Start Raw data
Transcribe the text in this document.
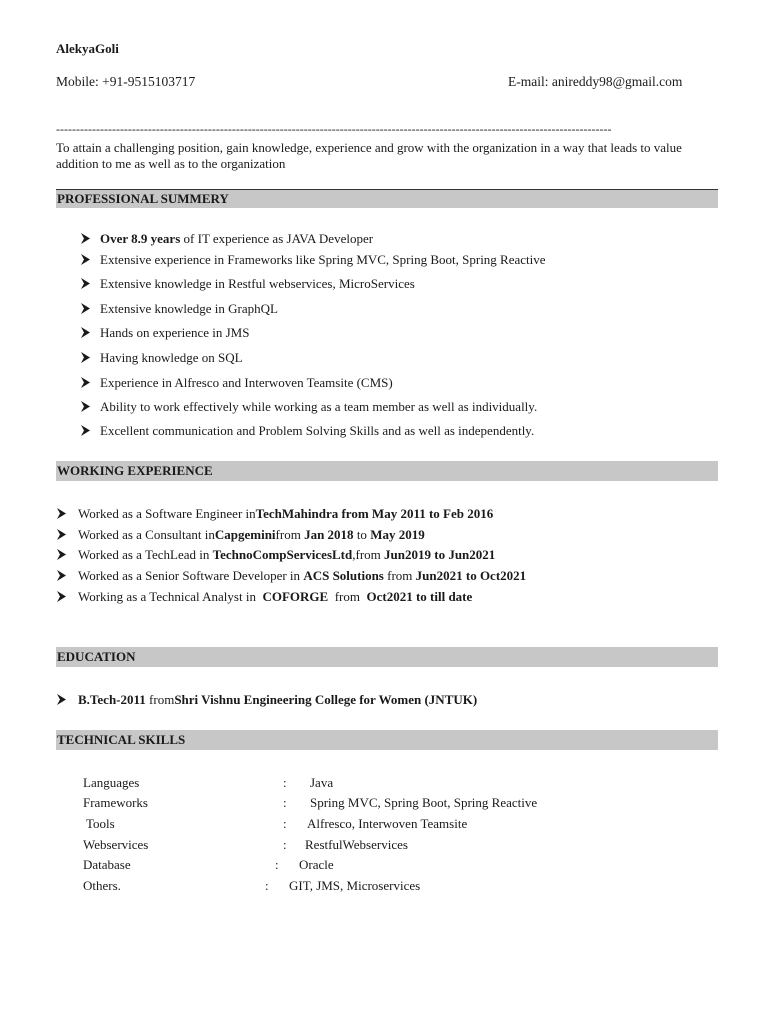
AlekyaGoli
Mobile: +91-9515103717	E-mail: anireddy98@gmail.com
-------------------------------------------------------------------------------------------------------------------------------------------
To attain a challenging position, gain knowledge, experience and grow with the organization in a way that leads to value addition to me as well as to the organization
PROFESSIONAL SUMMERY
Over 8.9 years of IT experience as JAVA Developer
Extensive experience in Frameworks like Spring MVC, Spring Boot, Spring Reactive
Extensive knowledge in Restful webservices, MicroServices
Extensive knowledge in GraphQL
Hands on experience in JMS
Having knowledge on SQL
Experience in Alfresco and Interwoven Teamsite (CMS)
Ability to work effectively while working as a team member as well as individually.
Excellent communication and Problem Solving Skills and as well as independently.
WORKING EXPERIENCE
Worked as a Software Engineer inTechMahindra from May 2011 to Feb 2016
Worked as a Consultant inCapgeminifrom Jan 2018 to May 2019
Worked as a TechLead in TechnoCompServicesLtd,from Jun2019 to Jun2021
Worked as a Senior Software Developer in ACS Solutions from Jun2021 to Oct2021
Working as a Technical Analyst in  COFORGE  from  Oct2021 to till date
EDUCATION
B.Tech-2011 fromShri Vishnu Engineering College for Women (JNTUK)
TECHNICAL SKILLS
Languages	: Java
Frameworks	: Spring MVC, Spring Boot, Spring Reactive
Tools	: Alfresco, Interwoven Teamsite
Webservices	: RestfulWebservices
Database	: Oracle
Others.	: GIT, JMS, Microservices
End Raw data
◆ To do: Gather up, from the records above, each line where the word "Developer" appears.

◆ The reply:
Over 8.9 years of IT experience as JAVA Developer
Worked as a Senior Software Developer in ACS Solutions from Jun2021 to Oct2021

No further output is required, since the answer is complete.